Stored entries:
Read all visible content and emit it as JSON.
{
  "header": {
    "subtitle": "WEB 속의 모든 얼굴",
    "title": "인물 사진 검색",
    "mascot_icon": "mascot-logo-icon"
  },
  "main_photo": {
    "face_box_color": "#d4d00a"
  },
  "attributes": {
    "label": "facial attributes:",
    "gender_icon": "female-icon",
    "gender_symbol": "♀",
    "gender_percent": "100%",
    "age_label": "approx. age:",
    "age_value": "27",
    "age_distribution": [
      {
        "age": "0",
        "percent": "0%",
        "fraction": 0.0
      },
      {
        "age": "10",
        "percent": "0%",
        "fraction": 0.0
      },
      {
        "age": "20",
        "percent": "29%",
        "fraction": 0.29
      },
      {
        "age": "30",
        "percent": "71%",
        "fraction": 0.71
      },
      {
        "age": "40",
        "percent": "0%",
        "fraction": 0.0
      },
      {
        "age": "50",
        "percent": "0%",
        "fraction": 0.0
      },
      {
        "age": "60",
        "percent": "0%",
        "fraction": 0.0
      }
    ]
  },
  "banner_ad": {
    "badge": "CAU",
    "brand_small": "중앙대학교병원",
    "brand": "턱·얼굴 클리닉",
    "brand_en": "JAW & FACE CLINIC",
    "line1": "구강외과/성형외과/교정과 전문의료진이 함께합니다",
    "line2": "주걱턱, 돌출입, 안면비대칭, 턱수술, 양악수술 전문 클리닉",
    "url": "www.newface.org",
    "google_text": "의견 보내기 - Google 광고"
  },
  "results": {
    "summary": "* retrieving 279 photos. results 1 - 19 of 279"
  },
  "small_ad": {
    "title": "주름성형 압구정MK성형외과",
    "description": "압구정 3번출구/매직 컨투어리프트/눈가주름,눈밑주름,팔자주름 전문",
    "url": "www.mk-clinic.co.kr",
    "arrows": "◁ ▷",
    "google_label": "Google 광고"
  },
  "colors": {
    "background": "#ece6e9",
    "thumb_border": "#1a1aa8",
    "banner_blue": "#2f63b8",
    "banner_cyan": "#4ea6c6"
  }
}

■ **Exercise task**: Please repeat the material above, word for word and in full.

■ **Exercise answer**:
Read all visible content and emit it as JSON.
{
  "header": {
    "subtitle": "WEB 속의 모든 얼굴",
    "title": "인물 사진 검색",
    "mascot_icon": "mascot-logo-icon"
  },
  "main_photo": {
    "face_box_color": "#d4d00a"
  },
  "attributes": {
    "label": "facial attributes:",
    "gender_icon": "female-icon",
    "gender_symbol": "♀",
    "gender_percent": "100%",
    "age_label": "approx. age:",
    "age_value": "27",
    "age_distribution": [
      {
        "age": "0",
        "percent": "0%",
        "fraction": 0.0
      },
      {
        "age": "10",
        "percent": "0%",
        "fraction": 0.0
      },
      {
        "age": "20",
        "percent": "29%",
        "fraction": 0.29
      },
      {
        "age": "30",
        "percent": "71%",
        "fraction": 0.71
      },
      {
        "age": "40",
        "percent": "0%",
        "fraction": 0.0
      },
      {
        "age": "50",
        "percent": "0%",
        "fraction": 0.0
      },
      {
        "age": "60",
        "percent": "0%",
        "fraction": 0.0
      }
    ]
  },
  "banner_ad": {
    "badge": "CAU",
    "brand_small": "중앙대학교병원",
    "brand": "턱·얼굴 클리닉",
    "brand_en": "JAW & FACE CLINIC",
    "line1": "구강외과/성형외과/교정과 전문의료진이 함께합니다",
    "line2": "주걱턱, 돌출입, 안면비대칭, 턱수술, 양악수술 전문 클리닉",
    "url": "www.newface.org",
    "google_text": "의견 보내기 - Google 광고"
  },
  "results": {
    "summary": "* retrieving 279 photos. results 1 - 19 of 279"
  },
  "small_ad": {
    "title": "주름성형 압구정MK성형외과",
    "description": "압구정 3번출구/매직 컨투어리프트/눈가주름,눈밑주름,팔자주름 전문",
    "url": "www.mk-clinic.co.kr",
    "arrows": "◁ ▷",
    "google_label": "Google 광고"
  },
  "colors": {
    "background": "#ece6e9",
    "thumb_border": "#1a1aa8",
    "banner_blue": "#2f63b8",
    "banner_cyan": "#4ea6c6"
  }
}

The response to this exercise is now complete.